> **STATED TASK**: Pick out each line below containing "text".
--- Begin ROWS ---
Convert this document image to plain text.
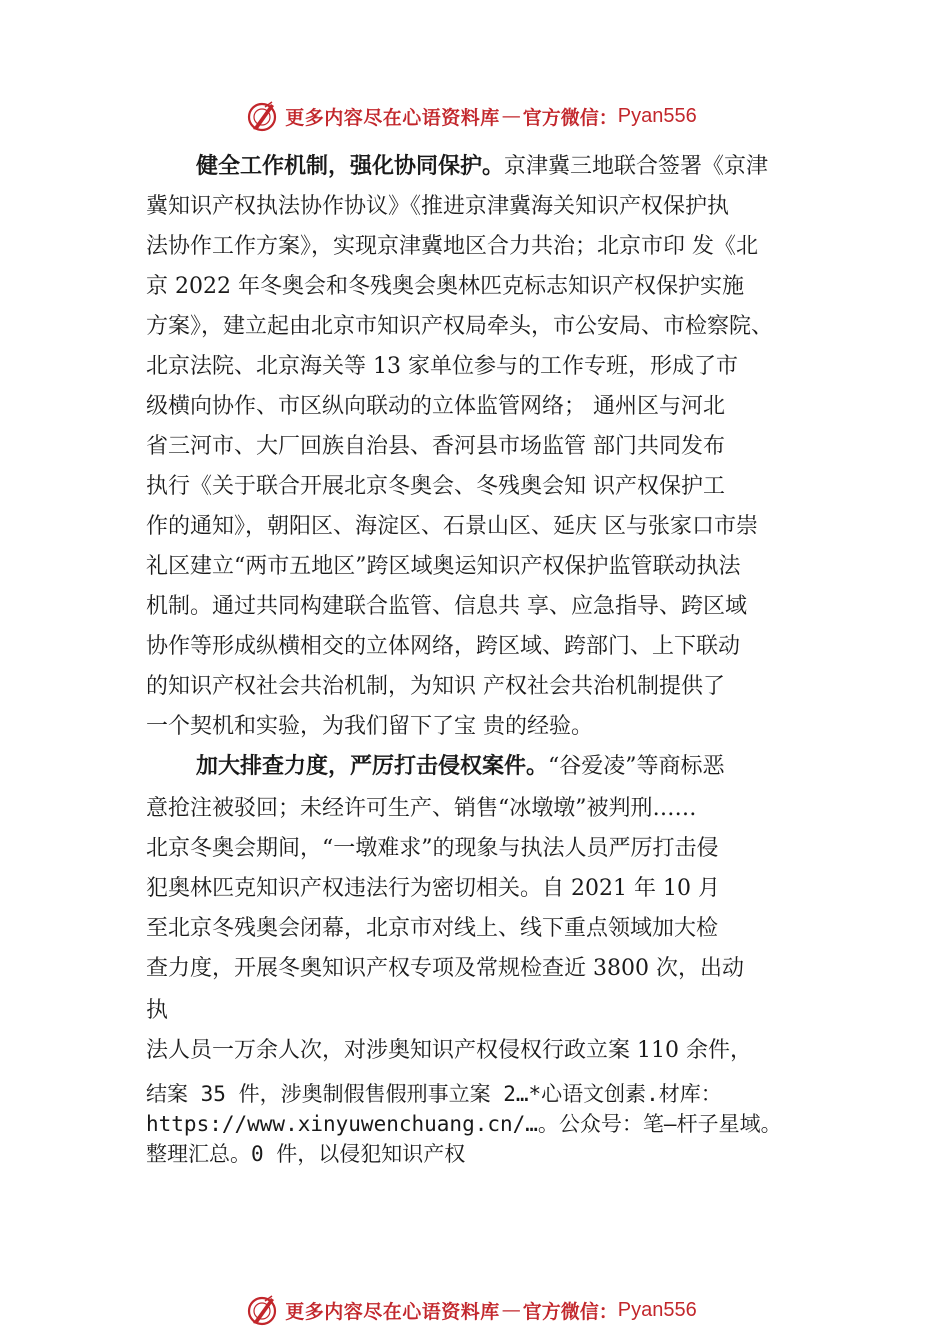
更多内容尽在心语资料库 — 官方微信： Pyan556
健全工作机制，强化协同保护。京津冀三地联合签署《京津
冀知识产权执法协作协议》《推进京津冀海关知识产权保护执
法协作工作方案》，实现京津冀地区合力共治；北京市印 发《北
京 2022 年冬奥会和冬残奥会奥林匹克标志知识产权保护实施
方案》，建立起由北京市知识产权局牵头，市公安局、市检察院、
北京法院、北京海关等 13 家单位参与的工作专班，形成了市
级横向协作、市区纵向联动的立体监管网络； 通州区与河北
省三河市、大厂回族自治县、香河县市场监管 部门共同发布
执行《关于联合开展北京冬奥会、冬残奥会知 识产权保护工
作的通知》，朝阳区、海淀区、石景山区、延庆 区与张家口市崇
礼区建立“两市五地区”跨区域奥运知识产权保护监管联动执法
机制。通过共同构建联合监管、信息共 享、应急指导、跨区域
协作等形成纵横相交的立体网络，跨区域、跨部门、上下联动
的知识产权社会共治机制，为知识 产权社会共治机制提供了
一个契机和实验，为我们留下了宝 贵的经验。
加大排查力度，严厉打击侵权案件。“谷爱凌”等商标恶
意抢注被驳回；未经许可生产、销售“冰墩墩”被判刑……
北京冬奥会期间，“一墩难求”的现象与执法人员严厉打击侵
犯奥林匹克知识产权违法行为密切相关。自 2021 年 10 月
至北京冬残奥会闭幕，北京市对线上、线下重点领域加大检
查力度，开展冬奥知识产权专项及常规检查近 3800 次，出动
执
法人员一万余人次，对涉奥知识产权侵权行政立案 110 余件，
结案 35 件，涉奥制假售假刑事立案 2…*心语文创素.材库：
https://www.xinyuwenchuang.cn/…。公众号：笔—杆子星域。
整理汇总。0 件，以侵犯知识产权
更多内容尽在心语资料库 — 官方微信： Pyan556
--- End ROWS ---
--- Begin ROWS ---
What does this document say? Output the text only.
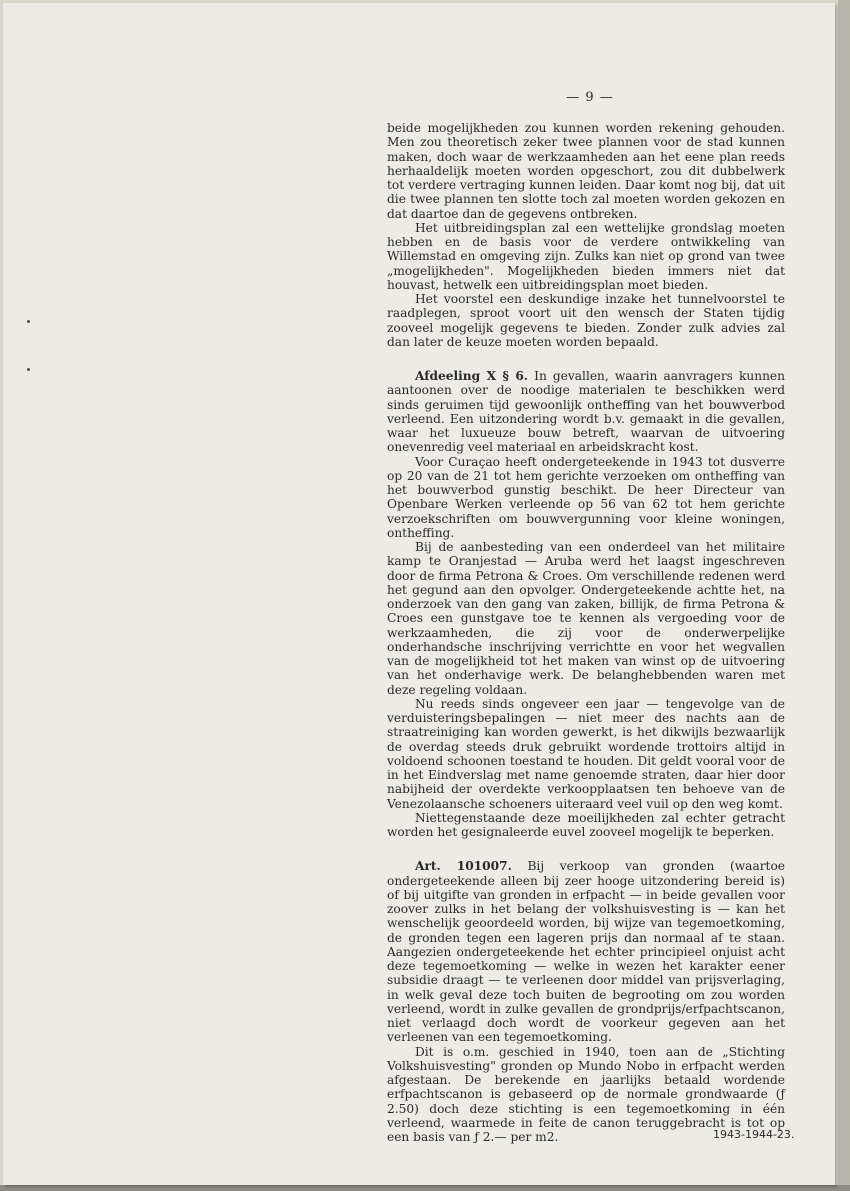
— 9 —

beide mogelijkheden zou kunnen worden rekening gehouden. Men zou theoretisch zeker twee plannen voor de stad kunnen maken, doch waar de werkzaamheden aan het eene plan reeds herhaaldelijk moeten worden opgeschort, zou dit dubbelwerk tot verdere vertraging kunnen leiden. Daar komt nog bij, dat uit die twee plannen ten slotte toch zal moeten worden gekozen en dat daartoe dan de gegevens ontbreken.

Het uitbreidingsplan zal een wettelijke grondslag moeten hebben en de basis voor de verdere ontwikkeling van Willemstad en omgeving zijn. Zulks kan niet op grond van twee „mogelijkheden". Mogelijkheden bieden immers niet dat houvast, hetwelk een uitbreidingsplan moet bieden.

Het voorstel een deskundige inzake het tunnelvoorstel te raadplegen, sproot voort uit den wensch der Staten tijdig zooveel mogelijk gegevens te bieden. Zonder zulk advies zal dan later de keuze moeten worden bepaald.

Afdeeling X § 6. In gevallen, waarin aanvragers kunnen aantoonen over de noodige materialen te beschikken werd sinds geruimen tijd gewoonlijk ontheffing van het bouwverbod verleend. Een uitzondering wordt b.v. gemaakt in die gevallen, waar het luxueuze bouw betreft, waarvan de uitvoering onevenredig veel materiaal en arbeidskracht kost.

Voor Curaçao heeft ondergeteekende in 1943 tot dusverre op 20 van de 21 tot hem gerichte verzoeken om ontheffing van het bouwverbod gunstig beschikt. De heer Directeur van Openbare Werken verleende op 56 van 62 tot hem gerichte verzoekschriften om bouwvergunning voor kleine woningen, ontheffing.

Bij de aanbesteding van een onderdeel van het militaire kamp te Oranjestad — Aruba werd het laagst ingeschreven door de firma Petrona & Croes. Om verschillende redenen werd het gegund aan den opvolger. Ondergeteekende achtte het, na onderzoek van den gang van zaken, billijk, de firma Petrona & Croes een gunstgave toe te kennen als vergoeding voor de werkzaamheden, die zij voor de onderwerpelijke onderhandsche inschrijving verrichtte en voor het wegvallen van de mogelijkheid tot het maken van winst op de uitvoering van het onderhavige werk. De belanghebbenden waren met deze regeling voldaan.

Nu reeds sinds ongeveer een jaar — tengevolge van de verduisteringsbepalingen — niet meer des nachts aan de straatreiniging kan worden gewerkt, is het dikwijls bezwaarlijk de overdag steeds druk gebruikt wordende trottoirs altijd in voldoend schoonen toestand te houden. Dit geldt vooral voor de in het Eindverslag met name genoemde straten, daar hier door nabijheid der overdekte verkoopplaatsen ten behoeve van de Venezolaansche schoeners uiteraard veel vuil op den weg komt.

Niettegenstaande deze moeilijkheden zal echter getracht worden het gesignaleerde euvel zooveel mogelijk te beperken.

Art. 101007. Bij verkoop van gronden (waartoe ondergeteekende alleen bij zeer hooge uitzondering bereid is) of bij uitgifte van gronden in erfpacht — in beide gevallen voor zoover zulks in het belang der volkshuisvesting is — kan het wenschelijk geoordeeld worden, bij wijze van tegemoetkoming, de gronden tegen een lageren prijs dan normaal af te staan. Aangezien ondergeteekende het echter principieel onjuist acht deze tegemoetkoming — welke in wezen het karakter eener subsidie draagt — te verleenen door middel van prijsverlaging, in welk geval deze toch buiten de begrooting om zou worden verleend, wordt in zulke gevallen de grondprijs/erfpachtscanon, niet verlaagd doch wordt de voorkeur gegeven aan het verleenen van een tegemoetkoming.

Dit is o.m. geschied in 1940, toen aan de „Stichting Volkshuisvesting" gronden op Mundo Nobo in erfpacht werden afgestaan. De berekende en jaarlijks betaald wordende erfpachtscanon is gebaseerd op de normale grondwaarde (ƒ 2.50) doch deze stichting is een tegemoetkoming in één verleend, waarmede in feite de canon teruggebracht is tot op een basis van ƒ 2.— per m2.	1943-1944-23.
--- End ROWS ---
--- Begin ROWS ---
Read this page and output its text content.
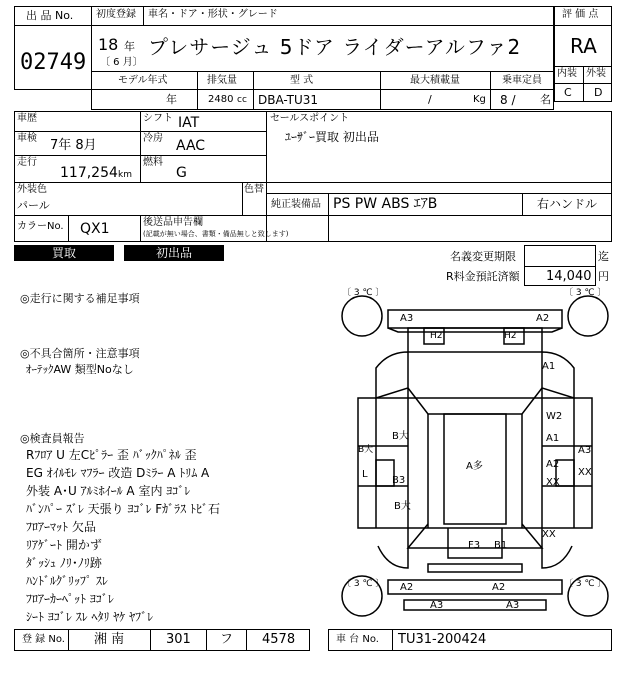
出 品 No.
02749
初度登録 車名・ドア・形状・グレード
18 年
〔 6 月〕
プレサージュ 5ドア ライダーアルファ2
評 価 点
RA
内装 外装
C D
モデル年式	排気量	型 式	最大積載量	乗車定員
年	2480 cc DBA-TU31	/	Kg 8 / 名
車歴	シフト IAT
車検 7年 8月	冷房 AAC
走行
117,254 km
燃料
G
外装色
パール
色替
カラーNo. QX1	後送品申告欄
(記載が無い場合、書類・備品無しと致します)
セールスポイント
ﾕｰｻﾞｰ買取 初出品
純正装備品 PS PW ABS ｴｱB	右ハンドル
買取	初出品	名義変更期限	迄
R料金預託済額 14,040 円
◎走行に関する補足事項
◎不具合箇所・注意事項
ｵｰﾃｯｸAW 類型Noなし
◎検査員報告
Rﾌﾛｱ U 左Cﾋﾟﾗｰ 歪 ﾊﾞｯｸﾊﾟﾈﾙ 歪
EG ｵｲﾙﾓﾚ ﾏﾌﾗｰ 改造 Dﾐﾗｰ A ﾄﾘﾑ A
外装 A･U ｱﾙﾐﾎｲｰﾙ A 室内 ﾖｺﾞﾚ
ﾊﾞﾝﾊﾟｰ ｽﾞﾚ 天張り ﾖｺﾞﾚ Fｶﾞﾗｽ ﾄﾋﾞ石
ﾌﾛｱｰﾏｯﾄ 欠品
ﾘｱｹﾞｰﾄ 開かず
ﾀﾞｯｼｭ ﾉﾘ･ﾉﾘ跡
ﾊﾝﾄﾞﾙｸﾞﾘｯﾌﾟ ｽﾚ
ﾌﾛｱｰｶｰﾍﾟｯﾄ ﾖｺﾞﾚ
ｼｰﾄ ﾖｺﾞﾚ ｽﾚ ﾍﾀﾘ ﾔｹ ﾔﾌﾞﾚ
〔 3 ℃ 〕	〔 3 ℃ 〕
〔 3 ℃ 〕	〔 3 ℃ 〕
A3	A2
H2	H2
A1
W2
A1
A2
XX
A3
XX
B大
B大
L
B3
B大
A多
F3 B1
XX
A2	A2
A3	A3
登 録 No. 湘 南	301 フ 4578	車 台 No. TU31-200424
--- End ROWS ---
> **CORRECT RESULT**:
Convert this document image to plain text.
What does this document say? Output the text only.
Read this page and output its text content.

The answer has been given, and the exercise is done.